**BRIEF**
Copy the listing below line for line, without changing any characters, and omit the picture from your copy.
>>>>>
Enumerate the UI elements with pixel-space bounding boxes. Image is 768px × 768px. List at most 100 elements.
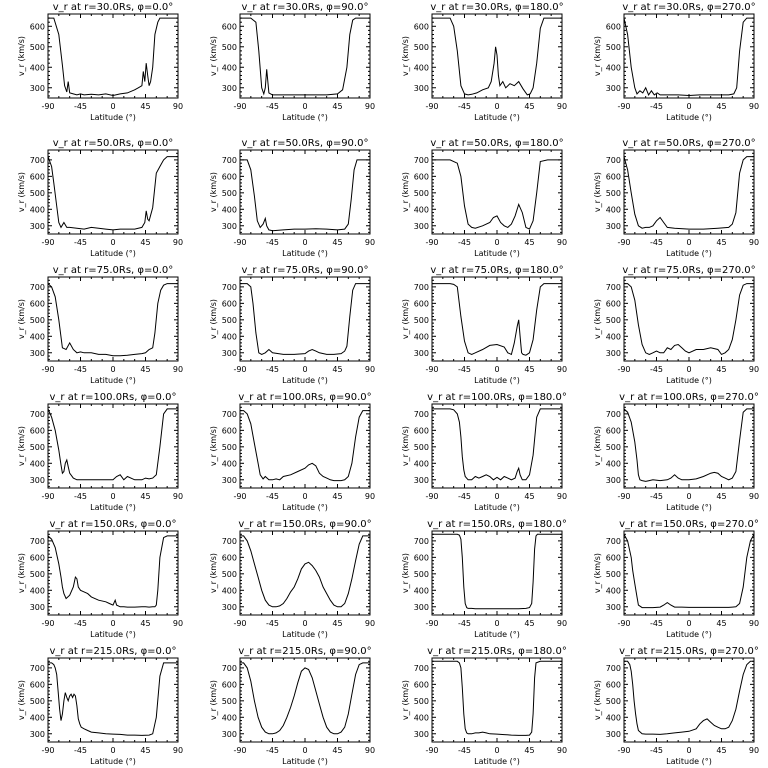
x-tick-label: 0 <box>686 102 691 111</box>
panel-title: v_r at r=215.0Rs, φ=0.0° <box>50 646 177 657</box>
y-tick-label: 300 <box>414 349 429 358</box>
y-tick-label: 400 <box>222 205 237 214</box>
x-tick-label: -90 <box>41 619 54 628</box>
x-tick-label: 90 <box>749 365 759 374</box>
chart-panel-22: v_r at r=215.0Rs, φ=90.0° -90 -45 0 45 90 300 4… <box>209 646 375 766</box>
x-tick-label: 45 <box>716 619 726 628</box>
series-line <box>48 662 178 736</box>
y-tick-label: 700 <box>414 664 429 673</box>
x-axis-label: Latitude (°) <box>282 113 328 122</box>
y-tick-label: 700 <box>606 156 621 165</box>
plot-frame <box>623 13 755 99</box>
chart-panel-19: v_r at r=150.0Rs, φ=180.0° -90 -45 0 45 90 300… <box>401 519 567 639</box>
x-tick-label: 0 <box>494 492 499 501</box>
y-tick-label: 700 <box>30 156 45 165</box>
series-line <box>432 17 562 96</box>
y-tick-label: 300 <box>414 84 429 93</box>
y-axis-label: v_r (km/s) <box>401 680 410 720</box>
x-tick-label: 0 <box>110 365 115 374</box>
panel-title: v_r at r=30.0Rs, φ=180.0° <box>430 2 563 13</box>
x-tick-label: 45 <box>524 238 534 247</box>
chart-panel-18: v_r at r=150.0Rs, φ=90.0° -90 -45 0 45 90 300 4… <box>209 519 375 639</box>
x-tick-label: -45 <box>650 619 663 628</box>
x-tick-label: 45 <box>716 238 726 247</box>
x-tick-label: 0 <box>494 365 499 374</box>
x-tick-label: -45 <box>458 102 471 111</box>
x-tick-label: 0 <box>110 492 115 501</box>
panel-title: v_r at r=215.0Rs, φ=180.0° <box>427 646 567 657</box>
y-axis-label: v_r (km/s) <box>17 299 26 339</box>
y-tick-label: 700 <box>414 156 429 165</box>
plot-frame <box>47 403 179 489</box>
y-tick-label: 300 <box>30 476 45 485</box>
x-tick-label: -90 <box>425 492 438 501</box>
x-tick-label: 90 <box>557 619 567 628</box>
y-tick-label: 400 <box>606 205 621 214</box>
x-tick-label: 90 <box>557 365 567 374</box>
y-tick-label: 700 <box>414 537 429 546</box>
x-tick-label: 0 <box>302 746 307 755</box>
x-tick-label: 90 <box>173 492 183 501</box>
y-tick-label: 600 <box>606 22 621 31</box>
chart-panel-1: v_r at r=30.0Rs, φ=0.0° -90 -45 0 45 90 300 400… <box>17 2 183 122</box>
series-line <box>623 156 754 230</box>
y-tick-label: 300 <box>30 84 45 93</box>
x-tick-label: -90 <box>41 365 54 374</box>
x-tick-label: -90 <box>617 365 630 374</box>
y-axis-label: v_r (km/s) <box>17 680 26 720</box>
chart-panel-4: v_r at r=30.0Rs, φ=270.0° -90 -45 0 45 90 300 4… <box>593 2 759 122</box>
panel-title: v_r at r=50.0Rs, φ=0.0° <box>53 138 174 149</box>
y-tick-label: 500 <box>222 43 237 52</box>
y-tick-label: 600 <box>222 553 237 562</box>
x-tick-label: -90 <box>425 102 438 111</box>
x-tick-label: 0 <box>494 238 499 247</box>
<<<<<
**ANSWER**
Enumerate the UI elements with pixel-space bounding boxes. Image is 768px × 768px. List at most 100 elements.
x-tick-label: 0 <box>686 102 691 111</box>
panel-title: v_r at r=215.0Rs, φ=0.0° <box>50 646 177 657</box>
y-tick-label: 300 <box>414 349 429 358</box>
y-tick-label: 400 <box>222 205 237 214</box>
x-tick-label: -90 <box>41 619 54 628</box>
x-tick-label: 90 <box>749 365 759 374</box>
chart-panel-22: v_r at r=215.0Rs, φ=90.0° -90 -45 0 45 90 300 4… <box>209 646 375 766</box>
x-tick-label: 45 <box>716 619 726 628</box>
series-line <box>48 662 178 736</box>
y-tick-label: 700 <box>414 664 429 673</box>
x-axis-label: Latitude (°) <box>282 113 328 122</box>
y-tick-label: 700 <box>606 156 621 165</box>
plot-frame <box>623 13 755 99</box>
chart-panel-19: v_r at r=150.0Rs, φ=180.0° -90 -45 0 45 90 300… <box>401 519 567 639</box>
x-tick-label: 0 <box>494 492 499 501</box>
y-tick-label: 700 <box>30 156 45 165</box>
series-line <box>432 17 562 96</box>
y-tick-label: 300 <box>414 84 429 93</box>
y-axis-label: v_r (km/s) <box>401 680 410 720</box>
x-tick-label: 0 <box>110 365 115 374</box>
panel-title: v_r at r=30.0Rs, φ=180.0° <box>430 2 563 13</box>
x-tick-label: 45 <box>524 238 534 247</box>
chart-panel-18: v_r at r=150.0Rs, φ=90.0° -90 -45 0 45 90 300 4… <box>209 519 375 639</box>
x-tick-label: -45 <box>650 619 663 628</box>
x-tick-label: 45 <box>716 238 726 247</box>
x-tick-label: 0 <box>494 365 499 374</box>
x-tick-label: -45 <box>458 102 471 111</box>
x-tick-label: 0 <box>110 492 115 501</box>
panel-title: v_r at r=215.0Rs, φ=180.0° <box>427 646 567 657</box>
y-axis-label: v_r (km/s) <box>17 299 26 339</box>
y-tick-label: 700 <box>414 156 429 165</box>
plot-frame <box>47 403 179 489</box>
y-tick-label: 300 <box>30 476 45 485</box>
x-tick-label: -90 <box>425 492 438 501</box>
x-tick-label: 90 <box>557 619 567 628</box>
y-tick-label: 400 <box>606 205 621 214</box>
x-tick-label: 90 <box>557 365 567 374</box>
y-tick-label: 700 <box>414 537 429 546</box>
x-tick-label: 0 <box>302 746 307 755</box>
x-tick-label: 90 <box>173 492 183 501</box>
y-tick-label: 600 <box>606 22 621 31</box>
chart-panel-1: v_r at r=30.0Rs, φ=0.0° -90 -45 0 45 90 300 400… <box>17 2 183 122</box>
series-line <box>623 156 754 230</box>
y-tick-label: 300 <box>30 84 45 93</box>
x-tick-label: -90 <box>41 365 54 374</box>
x-tick-label: -90 <box>617 365 630 374</box>
y-axis-label: v_r (km/s) <box>17 680 26 720</box>
chart-panel-4: v_r at r=30.0Rs, φ=270.0° -90 -45 0 45 90 300 4… <box>593 2 759 122</box>
panel-title: v_r at r=50.0Rs, φ=0.0° <box>53 138 174 149</box>
y-tick-label: 500 <box>222 43 237 52</box>
y-tick-label: 600 <box>222 553 237 562</box>
x-tick-label: -90 <box>425 102 438 111</box>
x-tick-label: 0 <box>494 238 499 247</box>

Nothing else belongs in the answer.